[Layout element annotations]
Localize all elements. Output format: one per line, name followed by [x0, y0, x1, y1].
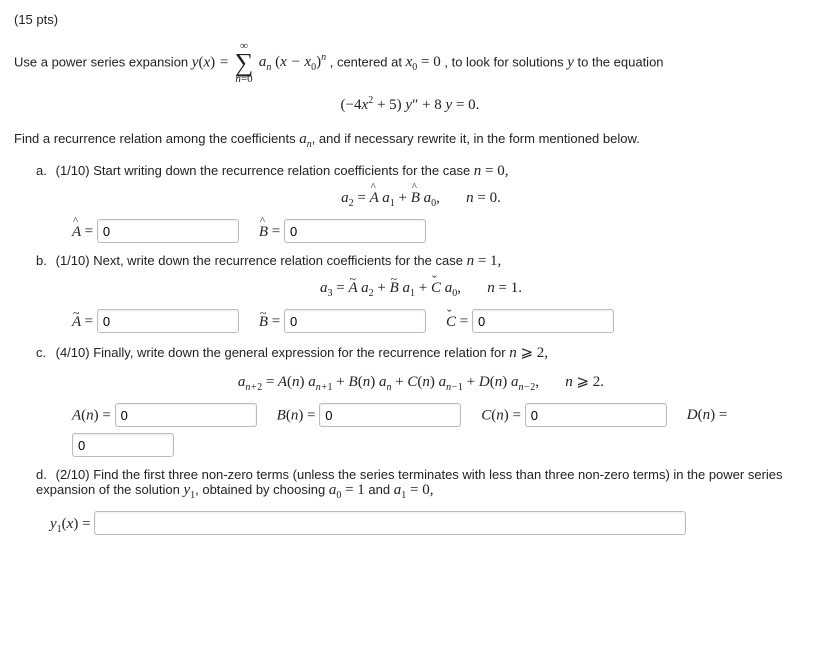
a-tilde-input[interactable] [97, 309, 239, 333]
part-d-text2: , obtained by choosing [195, 482, 329, 497]
a-n-input[interactable] [115, 403, 257, 427]
part-a-label: a. [36, 163, 52, 178]
intro-line: Use a power series expansion y(x) = ∞ ∑ … [14, 41, 806, 85]
task-text: Find a recurrence relation among the coe… [14, 124, 806, 155]
a-hat-input[interactable] [97, 219, 239, 243]
part-c-cond: n ⩾ 2, [509, 345, 548, 361]
d-n-input[interactable] [72, 433, 174, 457]
intro-y: y [567, 54, 574, 70]
part-b-text: Next, write down the recurrence relation… [93, 253, 466, 268]
part-c-pts: (4/10) [56, 345, 90, 360]
part-d-pts: (2/10) [56, 467, 90, 482]
part-c-eq: an+2 = A(n) an+1 + B(n) an + C(n) an−1 +… [36, 372, 806, 393]
intro-centered: , centered at [330, 54, 406, 69]
c-n-input[interactable] [525, 403, 667, 427]
part-a-eq: a2 = A a1 + B a0, n = 0. [36, 190, 806, 209]
part-a-cond: n = 0, [474, 163, 509, 179]
y1-input[interactable] [94, 511, 686, 535]
part-a-text: Start writing down the recurrence relati… [93, 163, 474, 178]
intro-pre: Use a power series expansion [14, 54, 192, 69]
part-a-pts: (1/10) [56, 163, 90, 178]
part-b-label: b. [36, 253, 52, 268]
part-b: b. (1/10) Next, write down the recurrenc… [36, 253, 806, 333]
c-caron-input[interactable] [472, 309, 614, 333]
part-a: a. (1/10) Start writing down the recurre… [36, 163, 806, 243]
part-b-cond: n = 1, [467, 253, 502, 269]
intro-yx: y(x) = [192, 54, 233, 70]
part-d-y1x: y1(x) = [50, 516, 94, 532]
part-d-and: and [368, 482, 393, 497]
sigma-symbol: ∑ [235, 52, 254, 74]
part-d-label: d. [36, 467, 52, 482]
part-c-label: c. [36, 345, 52, 360]
intro-term: an (x − x0)n [259, 54, 326, 70]
part-d: d. (2/10) Find the first three non-zero … [36, 467, 806, 535]
intro-post: , to look for solutions [444, 54, 567, 69]
main-equation: (−4x2 + 5) y″ + 8 y = 0. [14, 95, 806, 114]
sigma-bottom: n=0 [235, 74, 254, 85]
part-d-y1: y1 [183, 482, 195, 498]
b-tilde-input[interactable] [284, 309, 426, 333]
b-hat-input[interactable] [284, 219, 426, 243]
part-c-text: Finally, write down the general expressi… [93, 345, 509, 360]
b-n-input[interactable] [319, 403, 461, 427]
part-d-a0: a0 = 1 [329, 482, 365, 498]
intro-x0: x0 = 0 [406, 54, 441, 70]
points-label: (15 pts) [14, 12, 806, 27]
sigma-icon: ∞ ∑ n=0 [235, 41, 254, 85]
part-b-eq: a3 = A a2 + B a1 + C a0, n = 1. [36, 280, 806, 299]
part-d-a1: a1 = 0, [394, 482, 434, 498]
intro-post2: to the equation [578, 54, 664, 69]
part-b-pts: (1/10) [56, 253, 90, 268]
part-c: c. (4/10) Finally, write down the genera… [36, 343, 806, 457]
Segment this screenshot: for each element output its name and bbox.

▶ [Exercise prompt] Render each line of the data above as a numbered list, skipping blank lines and omitting the pictures.

▶ [Task result]
1. Localize all elements. Output format: one per line, name followed by [x0, y0, x1, y1].
2. a-tilde-input[interactable] [97, 309, 239, 333]
3. part-d-text2: , obtained by choosing [195, 482, 329, 497]
4. a-n-input[interactable] [115, 403, 257, 427]
5. part-a-label: a. [36, 163, 52, 178]
6. intro-line: Use a power series expansion y(x) = ∞ ∑ … [14, 41, 806, 85]
7. task-text: Find a recurrence relation among the coe… [14, 124, 806, 155]
8. a-hat-input[interactable] [97, 219, 239, 243]
9. part-c-cond: n ⩾ 2, [509, 345, 548, 361]
10. d-n-input[interactable] [72, 433, 174, 457]
11. intro-y: y [567, 54, 574, 70]
12. part-b-text: Next, write down the recurrence relation… [93, 253, 466, 268]
13. part-c-pts: (4/10) [56, 345, 90, 360]
14. part-d-pts: (2/10) [56, 467, 90, 482]
15. part-c-eq: an+2 = A(n) an+1 + B(n) an + C(n) an−1 +… [36, 372, 806, 393]
16. intro-centered: , centered at [330, 54, 406, 69]
17. c-n-input[interactable] [525, 403, 667, 427]
18. part-a-eq: a2 = A a1 + B a0, n = 0. [36, 190, 806, 209]
19. part-a-cond: n = 0, [474, 163, 509, 179]
20. y1-input[interactable] [94, 511, 686, 535]
21. part-a-text: Start writing down the recurrence relati… [93, 163, 474, 178]
22. intro-pre: Use a power series expansion [14, 54, 192, 69]
23. part-a-pts: (1/10) [56, 163, 90, 178]
24. part-b-label: b. [36, 253, 52, 268]
25. part-b: b. (1/10) Next, write down the recurrenc… [36, 253, 806, 333]
26. c-caron-input[interactable] [472, 309, 614, 333]
27. part-a: a. (1/10) Start writing down the recurre… [36, 163, 806, 243]
28. part-b-cond: n = 1, [467, 253, 502, 269]
29. intro-yx: y(x) = [192, 54, 233, 70]
30. part-d-y1x: y1(x) = [50, 516, 94, 532]
31. part-d-and: and [368, 482, 393, 497]
32. sigma-symbol: ∑ [235, 52, 254, 74]
33. part-d-label: d. [36, 467, 52, 482]
34. part-c-label: c. [36, 345, 52, 360]
35. intro-term: an (x − x0)n [259, 54, 326, 70]
36. part-d: d. (2/10) Find the first three non-zero … [36, 467, 806, 535]
37. intro-post: , to look for solutions [444, 54, 567, 69]
38. main-equation: (−4x2 + 5) y″ + 8 y = 0. [14, 95, 806, 114]
39. sigma-bottom: n=0 [235, 74, 254, 85]
40. part-d-y1: y1 [183, 482, 195, 498]
41. b-tilde-input[interactable] [284, 309, 426, 333]
42. b-hat-input[interactable] [284, 219, 426, 243]
43. part-c-text: Finally, write down the general expressi… [93, 345, 509, 360]
44. b-n-input[interactable] [319, 403, 461, 427]
45. part-d-a0: a0 = 1 [329, 482, 365, 498]
46. intro-x0: x0 = 0 [406, 54, 441, 70]
47. points-label: (15 pts) [14, 12, 806, 27]
48. sigma-icon: ∞ ∑ n=0 [235, 41, 254, 85]
49. part-b-eq: a3 = A a2 + B a1 + C a0, n = 1. [36, 280, 806, 299]
50. part-d-a1: a1 = 0, [394, 482, 434, 498]
51. intro-post2: to the equation [578, 54, 664, 69]
52. part-b-pts: (1/10) [56, 253, 90, 268]
53. part-c: c. (4/10) Finally, write down the genera… [36, 343, 806, 457]
54. Segment this screenshot: for each element output its name and bbox.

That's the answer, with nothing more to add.